(To do) Write out the whole listing exactly as it stands.

[Collection entries]
····················

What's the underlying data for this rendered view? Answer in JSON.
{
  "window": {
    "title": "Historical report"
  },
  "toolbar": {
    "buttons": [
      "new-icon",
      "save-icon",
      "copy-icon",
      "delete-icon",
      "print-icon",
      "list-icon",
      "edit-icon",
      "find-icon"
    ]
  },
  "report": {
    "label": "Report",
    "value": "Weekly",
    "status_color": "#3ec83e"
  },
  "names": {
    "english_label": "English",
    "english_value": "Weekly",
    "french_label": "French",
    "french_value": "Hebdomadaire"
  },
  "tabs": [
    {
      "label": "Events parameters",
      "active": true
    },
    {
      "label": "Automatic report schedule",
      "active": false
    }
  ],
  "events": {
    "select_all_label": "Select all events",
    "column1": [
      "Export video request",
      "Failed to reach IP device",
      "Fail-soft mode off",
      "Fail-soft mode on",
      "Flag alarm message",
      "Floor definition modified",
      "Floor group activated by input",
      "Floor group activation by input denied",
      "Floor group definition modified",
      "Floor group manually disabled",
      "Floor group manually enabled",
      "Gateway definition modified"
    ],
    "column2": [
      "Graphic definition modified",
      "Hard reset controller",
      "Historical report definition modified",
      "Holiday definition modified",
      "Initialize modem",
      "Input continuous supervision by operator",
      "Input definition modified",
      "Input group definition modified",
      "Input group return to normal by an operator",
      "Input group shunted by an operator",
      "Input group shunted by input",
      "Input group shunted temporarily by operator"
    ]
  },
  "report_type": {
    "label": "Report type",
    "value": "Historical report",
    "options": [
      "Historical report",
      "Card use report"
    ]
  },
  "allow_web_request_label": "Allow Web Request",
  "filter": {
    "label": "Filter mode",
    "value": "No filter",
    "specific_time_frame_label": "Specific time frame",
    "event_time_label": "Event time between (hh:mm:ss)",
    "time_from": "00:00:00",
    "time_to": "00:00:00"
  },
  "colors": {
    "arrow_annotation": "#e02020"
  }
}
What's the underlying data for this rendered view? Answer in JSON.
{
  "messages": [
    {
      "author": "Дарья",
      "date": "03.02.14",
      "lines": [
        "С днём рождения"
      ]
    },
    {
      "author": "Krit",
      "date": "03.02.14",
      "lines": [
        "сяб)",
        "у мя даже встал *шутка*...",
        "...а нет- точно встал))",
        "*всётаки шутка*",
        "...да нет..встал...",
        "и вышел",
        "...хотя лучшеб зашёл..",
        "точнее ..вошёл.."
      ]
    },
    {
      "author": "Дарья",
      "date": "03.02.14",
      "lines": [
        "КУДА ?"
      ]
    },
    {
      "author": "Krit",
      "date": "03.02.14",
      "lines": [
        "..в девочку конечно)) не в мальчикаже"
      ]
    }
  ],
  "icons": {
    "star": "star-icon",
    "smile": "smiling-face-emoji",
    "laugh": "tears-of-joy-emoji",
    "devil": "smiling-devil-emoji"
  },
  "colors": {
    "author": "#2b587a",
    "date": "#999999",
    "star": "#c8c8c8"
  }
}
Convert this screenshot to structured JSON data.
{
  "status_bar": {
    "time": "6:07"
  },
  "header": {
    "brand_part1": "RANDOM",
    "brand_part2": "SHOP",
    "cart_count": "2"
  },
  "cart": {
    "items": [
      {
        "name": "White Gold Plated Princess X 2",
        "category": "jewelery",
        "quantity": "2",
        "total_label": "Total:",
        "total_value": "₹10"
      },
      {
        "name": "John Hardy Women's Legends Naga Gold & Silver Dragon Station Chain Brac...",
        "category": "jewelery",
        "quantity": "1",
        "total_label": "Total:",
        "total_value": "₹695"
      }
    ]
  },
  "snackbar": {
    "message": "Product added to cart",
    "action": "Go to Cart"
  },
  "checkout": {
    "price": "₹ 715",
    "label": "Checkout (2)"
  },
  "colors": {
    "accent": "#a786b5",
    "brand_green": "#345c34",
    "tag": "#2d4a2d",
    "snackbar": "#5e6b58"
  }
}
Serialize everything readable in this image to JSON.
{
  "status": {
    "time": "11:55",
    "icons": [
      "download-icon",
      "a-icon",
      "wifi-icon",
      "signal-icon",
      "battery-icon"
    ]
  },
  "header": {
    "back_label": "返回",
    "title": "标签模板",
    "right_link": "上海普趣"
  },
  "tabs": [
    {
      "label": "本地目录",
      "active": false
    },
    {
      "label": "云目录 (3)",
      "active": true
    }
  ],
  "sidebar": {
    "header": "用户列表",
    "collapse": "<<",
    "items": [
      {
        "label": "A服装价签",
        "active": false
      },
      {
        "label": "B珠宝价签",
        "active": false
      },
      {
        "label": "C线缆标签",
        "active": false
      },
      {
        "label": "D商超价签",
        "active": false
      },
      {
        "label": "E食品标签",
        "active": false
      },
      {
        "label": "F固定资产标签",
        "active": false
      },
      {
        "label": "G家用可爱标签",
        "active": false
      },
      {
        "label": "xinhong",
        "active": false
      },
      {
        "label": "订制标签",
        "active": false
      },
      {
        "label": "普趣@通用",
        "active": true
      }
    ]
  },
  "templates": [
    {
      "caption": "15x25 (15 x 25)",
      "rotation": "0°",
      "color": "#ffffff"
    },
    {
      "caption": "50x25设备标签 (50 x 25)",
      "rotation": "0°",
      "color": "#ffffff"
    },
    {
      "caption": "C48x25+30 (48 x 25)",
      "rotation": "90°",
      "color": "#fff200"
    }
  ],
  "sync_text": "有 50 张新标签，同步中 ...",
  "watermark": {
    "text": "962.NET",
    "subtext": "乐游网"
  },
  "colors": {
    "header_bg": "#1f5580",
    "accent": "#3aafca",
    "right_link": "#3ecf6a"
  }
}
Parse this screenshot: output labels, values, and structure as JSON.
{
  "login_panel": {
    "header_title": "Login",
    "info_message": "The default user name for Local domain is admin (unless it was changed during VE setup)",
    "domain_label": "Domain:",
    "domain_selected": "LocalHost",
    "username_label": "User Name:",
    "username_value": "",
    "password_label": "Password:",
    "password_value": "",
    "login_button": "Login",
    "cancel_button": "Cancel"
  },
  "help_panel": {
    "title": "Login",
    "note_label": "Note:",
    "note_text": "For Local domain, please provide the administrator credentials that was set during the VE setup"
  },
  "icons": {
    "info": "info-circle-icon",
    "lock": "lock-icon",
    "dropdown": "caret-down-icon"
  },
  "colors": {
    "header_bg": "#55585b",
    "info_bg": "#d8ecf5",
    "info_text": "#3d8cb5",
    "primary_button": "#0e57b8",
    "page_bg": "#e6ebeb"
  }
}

····················

(The completed task)
What's the underlying data for this rendered view? Answer in JSON.
{
  "window": {
    "title": "Historical report"
  },
  "toolbar": {
    "buttons": [
      "new-icon",
      "save-icon",
      "copy-icon",
      "delete-icon",
      "print-icon",
      "list-icon",
      "edit-icon",
      "find-icon"
    ]
  },
  "report": {
    "label": "Report",
    "value": "Weekly",
    "status_color": "#3ec83e"
  },
  "names": {
    "english_label": "English",
    "english_value": "Weekly",
    "french_label": "French",
    "french_value": "Hebdomadaire"
  },
  "tabs": [
    {
      "label": "Events parameters",
      "active": true
    },
    {
      "label": "Automatic report schedule",
      "active": false
    }
  ],
  "events": {
    "select_all_label": "Select all events",
    "column1": [
      "Export video request",
      "Failed to reach IP device",
      "Fail-soft mode off",
      "Fail-soft mode on",
      "Flag alarm message",
      "Floor definition modified",
      "Floor group activated by input",
      "Floor group activation by input denied",
      "Floor group definition modified",
      "Floor group manually disabled",
      "Floor group manually enabled",
      "Gateway definition modified"
    ],
    "column2": [
      "Graphic definition modified",
      "Hard reset controller",
      "Historical report definition modified",
      "Holiday definition modified",
      "Initialize modem",
      "Input continuous supervision by operator",
      "Input definition modified",
      "Input group definition modified",
      "Input group return to normal by an operator",
      "Input group shunted by an operator",
      "Input group shunted by input",
      "Input group shunted temporarily by operator"
    ]
  },
  "report_type": {
    "label": "Report type",
    "value": "Historical report",
    "options": [
      "Historical report",
      "Card use report"
    ]
  },
  "allow_web_request_label": "Allow Web Request",
  "filter": {
    "label": "Filter mode",
    "value": "No filter",
    "specific_time_frame_label": "Specific time frame",
    "event_time_label": "Event time between (hh:mm:ss)",
    "time_from": "00:00:00",
    "time_to": "00:00:00"
  },
  "colors": {
    "arrow_annotation": "#e02020"
  }
}
What's the underlying data for this rendered view? Answer in JSON.
{
  "messages": [
    {
      "author": "Дарья",
      "date": "03.02.14",
      "lines": [
        "С днём рождения"
      ]
    },
    {
      "author": "Krit",
      "date": "03.02.14",
      "lines": [
        "сяб)",
        "у мя даже встал *шутка*...",
        "...а нет- точно встал))",
        "*всётаки шутка*",
        "...да нет..встал...",
        "и вышел",
        "...хотя лучшеб зашёл..",
        "точнее ..вошёл.."
      ]
    },
    {
      "author": "Дарья",
      "date": "03.02.14",
      "lines": [
        "КУДА ?"
      ]
    },
    {
      "author": "Krit",
      "date": "03.02.14",
      "lines": [
        "..в девочку конечно)) не в мальчикаже"
      ]
    }
  ],
  "icons": {
    "star": "star-icon",
    "smile": "smiling-face-emoji",
    "laugh": "tears-of-joy-emoji",
    "devil": "smiling-devil-emoji"
  },
  "colors": {
    "author": "#2b587a",
    "date": "#999999",
    "star": "#c8c8c8"
  }
}
Convert this screenshot to structured JSON data.
{
  "status_bar": {
    "time": "6:07"
  },
  "header": {
    "brand_part1": "RANDOM",
    "brand_part2": "SHOP",
    "cart_count": "2"
  },
  "cart": {
    "items": [
      {
        "name": "White Gold Plated Princess X 2",
        "category": "jewelery",
        "quantity": "2",
        "total_label": "Total:",
        "total_value": "₹10"
      },
      {
        "name": "John Hardy Women's Legends Naga Gold & Silver Dragon Station Chain Brac...",
        "category": "jewelery",
        "quantity": "1",
        "total_label": "Total:",
        "total_value": "₹695"
      }
    ]
  },
  "snackbar": {
    "message": "Product added to cart",
    "action": "Go to Cart"
  },
  "checkout": {
    "price": "₹ 715",
    "label": "Checkout (2)"
  },
  "colors": {
    "accent": "#a786b5",
    "brand_green": "#345c34",
    "tag": "#2d4a2d",
    "snackbar": "#5e6b58"
  }
}
Serialize everything readable in this image to JSON.
{
  "status": {
    "time": "11:55",
    "icons": [
      "download-icon",
      "a-icon",
      "wifi-icon",
      "signal-icon",
      "battery-icon"
    ]
  },
  "header": {
    "back_label": "返回",
    "title": "标签模板",
    "right_link": "上海普趣"
  },
  "tabs": [
    {
      "label": "本地目录",
      "active": false
    },
    {
      "label": "云目录 (3)",
      "active": true
    }
  ],
  "sidebar": {
    "header": "用户列表",
    "collapse": "<<",
    "items": [
      {
        "label": "A服装价签",
        "active": false
      },
      {
        "label": "B珠宝价签",
        "active": false
      },
      {
        "label": "C线缆标签",
        "active": false
      },
      {
        "label": "D商超价签",
        "active": false
      },
      {
        "label": "E食品标签",
        "active": false
      },
      {
        "label": "F固定资产标签",
        "active": false
      },
      {
        "label": "G家用可爱标签",
        "active": false
      },
      {
        "label": "xinhong",
        "active": false
      },
      {
        "label": "订制标签",
        "active": false
      },
      {
        "label": "普趣@通用",
        "active": true
      }
    ]
  },
  "templates": [
    {
      "caption": "15x25 (15 x 25)",
      "rotation": "0°",
      "color": "#ffffff"
    },
    {
      "caption": "50x25设备标签 (50 x 25)",
      "rotation": "0°",
      "color": "#ffffff"
    },
    {
      "caption": "C48x25+30 (48 x 25)",
      "rotation": "90°",
      "color": "#fff200"
    }
  ],
  "sync_text": "有 50 张新标签，同步中 ...",
  "watermark": {
    "text": "962.NET",
    "subtext": "乐游网"
  },
  "colors": {
    "header_bg": "#1f5580",
    "accent": "#3aafca",
    "right_link": "#3ecf6a"
  }
}
Parse this screenshot: output labels, values, and structure as JSON.
{
  "login_panel": {
    "header_title": "Login",
    "info_message": "The default user name for Local domain is admin (unless it was changed during VE setup)",
    "domain_label": "Domain:",
    "domain_selected": "LocalHost",
    "username_label": "User Name:",
    "username_value": "",
    "password_label": "Password:",
    "password_value": "",
    "login_button": "Login",
    "cancel_button": "Cancel"
  },
  "help_panel": {
    "title": "Login",
    "note_label": "Note:",
    "note_text": "For Local domain, please provide the administrator credentials that was set during the VE setup"
  },
  "icons": {
    "info": "info-circle-icon",
    "lock": "lock-icon",
    "dropdown": "caret-down-icon"
  },
  "colors": {
    "header_bg": "#55585b",
    "info_bg": "#d8ecf5",
    "info_text": "#3d8cb5",
    "primary_button": "#0e57b8",
    "page_bg": "#e6ebeb"
  }
}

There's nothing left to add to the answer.